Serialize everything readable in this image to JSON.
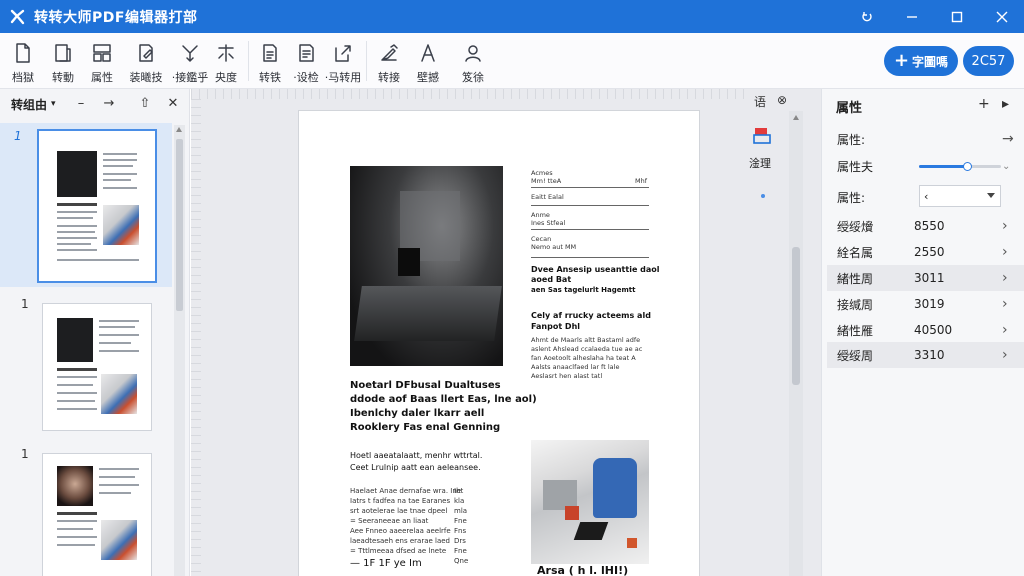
{
  "app": {
    "title": "转转大师PDF编辑器打部"
  },
  "window": {
    "controls": [
      "restore-icon",
      "minimize-icon",
      "maximize-icon",
      "close-icon"
    ]
  },
  "toolbar": {
    "tools": [
      {
        "label": "档獄",
        "icon": "file-icon"
      },
      {
        "label": "转動",
        "icon": "document-icon"
      },
      {
        "label": "属性",
        "icon": "layout-icon"
      },
      {
        "label": "装曦技",
        "icon": "page-edit-icon"
      },
      {
        "label": "·接鑑乎",
        "icon": "merge-icon"
      },
      {
        "label": "央度",
        "icon": "split-icon"
      },
      {
        "label": "转铁",
        "icon": "convert-icon"
      },
      {
        "label": "·设检",
        "icon": "form-icon"
      },
      {
        "label": "·马转用",
        "icon": "export-icon"
      },
      {
        "label": "转接",
        "icon": "sign-icon"
      },
      {
        "label": "壁撼",
        "icon": "pen-icon"
      },
      {
        "label": "笈徐",
        "icon": "user-icon"
      }
    ],
    "primary_label": "字圖嗎",
    "count_label": "2C57"
  },
  "thumbnails": {
    "title": "转组由",
    "dropdown_icon": "chevron-down-icon",
    "header_icons": [
      "minus-icon",
      "arrow-right-icon",
      "up-icon",
      "close-icon"
    ],
    "pages": [
      {
        "num": "1",
        "active": true
      },
      {
        "num": "1",
        "active": false
      },
      {
        "num": "1",
        "active": false
      }
    ]
  },
  "document": {
    "head_icons": [
      "语",
      "⊗"
    ],
    "side_tool_label": "淦理",
    "right_col": {
      "lines": [
        "Acmes",
        "Mm! tteA",
        "Mhf",
        "Eaitt Ealal",
        "Anme",
        "Ines Stfeal",
        "Cecan",
        "Nemo aut MM"
      ],
      "heading1": "Dvee Ansesip useanttie daol",
      "heading1b": "aoed Bat",
      "heading1c": "aen Sas tagelurlt Hagemtt",
      "heading2": "Cely af rrucky acteems ald",
      "heading2b": "Fanpot Dhl",
      "body": [
        "Ahmt de Maarls altt Bastaml adfe",
        "aslent Ahslead ccalaeda tue ae ac",
        "fan Aoetoolt alheslaha ha teat A",
        "Aalsts anaaclfaed lar ft lale",
        "Aeslasrt hen alast tatl"
      ]
    },
    "left_col": {
      "heading": [
        "Noetarl DFbusal Dualtuses",
        "ddode aof Baas llert Eas, lne aol)",
        "Ibenlchy daler lkarr aell",
        "Rooklery Fas enal Genning"
      ],
      "sub": [
        "Hoetl aaeatalaatt, menhr wttrtal.",
        "Ceet Lrulnip aatt ean aeleansee."
      ],
      "body": [
        "Haelaet Anae dernafae wra. Ine",
        "Iatrs t fadfea na tae Earanes",
        "srt aotelerae lae tnae dpeel",
        "= Seeraneeae an liaat",
        "Aee Fnneo aaeerelaa aeelrfe",
        "laeadtesaeh ens erarae laed",
        "= Tttlmeeaa dfsed ae lnete",
        "— 1F 1F ye Im"
      ],
      "side": [
        "Iht",
        "kla",
        "mla",
        "Fne",
        "Fns",
        "Drs",
        "Fne",
        "Qne"
      ]
    },
    "caption": "Arsa ( h l. lHI!)"
  },
  "properties": {
    "title": "属性",
    "header_icons": [
      "plus-icon",
      "collapse-icon"
    ],
    "rows": [
      {
        "label": "属性:",
        "kind": "arrow"
      },
      {
        "label": "属性夫",
        "kind": "slider",
        "value_fraction": 0.6
      },
      {
        "label": "属性:",
        "kind": "select",
        "value": "‹"
      },
      {
        "label": "绶绥燲",
        "value": "8550"
      },
      {
        "label": "絟名属",
        "value": "2550"
      },
      {
        "label": "緒性周",
        "value": "3011"
      },
      {
        "label": "接缄周",
        "value": "3019"
      },
      {
        "label": "緒性雁",
        "value": "40500"
      },
      {
        "label": "绶绥周",
        "value": "3310"
      }
    ]
  }
}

:: WHAT IS REQUIRED ::
In this exercise, set down all of the data exactly, without the pictures.

:: EXERCISE OUTPUT ::
Serialize everything readable in this image to JSON.
{
  "app": {
    "title": "转转大师PDF编辑器打部"
  },
  "window": {
    "controls": [
      "restore-icon",
      "minimize-icon",
      "maximize-icon",
      "close-icon"
    ]
  },
  "toolbar": {
    "tools": [
      {
        "label": "档獄",
        "icon": "file-icon"
      },
      {
        "label": "转動",
        "icon": "document-icon"
      },
      {
        "label": "属性",
        "icon": "layout-icon"
      },
      {
        "label": "装曦技",
        "icon": "page-edit-icon"
      },
      {
        "label": "·接鑑乎",
        "icon": "merge-icon"
      },
      {
        "label": "央度",
        "icon": "split-icon"
      },
      {
        "label": "转铁",
        "icon": "convert-icon"
      },
      {
        "label": "·设检",
        "icon": "form-icon"
      },
      {
        "label": "·马转用",
        "icon": "export-icon"
      },
      {
        "label": "转接",
        "icon": "sign-icon"
      },
      {
        "label": "壁撼",
        "icon": "pen-icon"
      },
      {
        "label": "笈徐",
        "icon": "user-icon"
      }
    ],
    "primary_label": "字圖嗎",
    "count_label": "2C57"
  },
  "thumbnails": {
    "title": "转组由",
    "dropdown_icon": "chevron-down-icon",
    "header_icons": [
      "minus-icon",
      "arrow-right-icon",
      "up-icon",
      "close-icon"
    ],
    "pages": [
      {
        "num": "1",
        "active": true
      },
      {
        "num": "1",
        "active": false
      },
      {
        "num": "1",
        "active": false
      }
    ]
  },
  "document": {
    "head_icons": [
      "语",
      "⊗"
    ],
    "side_tool_label": "淦理",
    "right_col": {
      "lines": [
        "Acmes",
        "Mm! tteA",
        "Mhf",
        "Eaitt Ealal",
        "Anme",
        "Ines Stfeal",
        "Cecan",
        "Nemo aut MM"
      ],
      "heading1": "Dvee Ansesip useanttie daol",
      "heading1b": "aoed Bat",
      "heading1c": "aen Sas tagelurlt Hagemtt",
      "heading2": "Cely af rrucky acteems ald",
      "heading2b": "Fanpot Dhl",
      "body": [
        "Ahmt de Maarls altt Bastaml adfe",
        "aslent Ahslead ccalaeda tue ae ac",
        "fan Aoetoolt alheslaha ha teat A",
        "Aalsts anaaclfaed lar ft lale",
        "Aeslasrt hen alast tatl"
      ]
    },
    "left_col": {
      "heading": [
        "Noetarl DFbusal Dualtuses",
        "ddode aof Baas llert Eas, lne aol)",
        "Ibenlchy daler lkarr aell",
        "Rooklery Fas enal Genning"
      ],
      "sub": [
        "Hoetl aaeatalaatt, menhr wttrtal.",
        "Ceet Lrulnip aatt ean aeleansee."
      ],
      "body": [
        "Haelaet Anae dernafae wra. Ine",
        "Iatrs t fadfea na tae Earanes",
        "srt aotelerae lae tnae dpeel",
        "= Seeraneeae an liaat",
        "Aee Fnneo aaeerelaa aeelrfe",
        "laeadtesaeh ens erarae laed",
        "= Tttlmeeaa dfsed ae lnete",
        "— 1F 1F ye Im"
      ],
      "side": [
        "Iht",
        "kla",
        "mla",
        "Fne",
        "Fns",
        "Drs",
        "Fne",
        "Qne"
      ]
    },
    "caption": "Arsa ( h l. lHI!)"
  },
  "properties": {
    "title": "属性",
    "header_icons": [
      "plus-icon",
      "collapse-icon"
    ],
    "rows": [
      {
        "label": "属性:",
        "kind": "arrow"
      },
      {
        "label": "属性夫",
        "kind": "slider",
        "value_fraction": 0.6
      },
      {
        "label": "属性:",
        "kind": "select",
        "value": "‹"
      },
      {
        "label": "绶绥燲",
        "value": "8550"
      },
      {
        "label": "絟名属",
        "value": "2550"
      },
      {
        "label": "緒性周",
        "value": "3011"
      },
      {
        "label": "接缄周",
        "value": "3019"
      },
      {
        "label": "緒性雁",
        "value": "40500"
      },
      {
        "label": "绶绥周",
        "value": "3310"
      }
    ]
  }
}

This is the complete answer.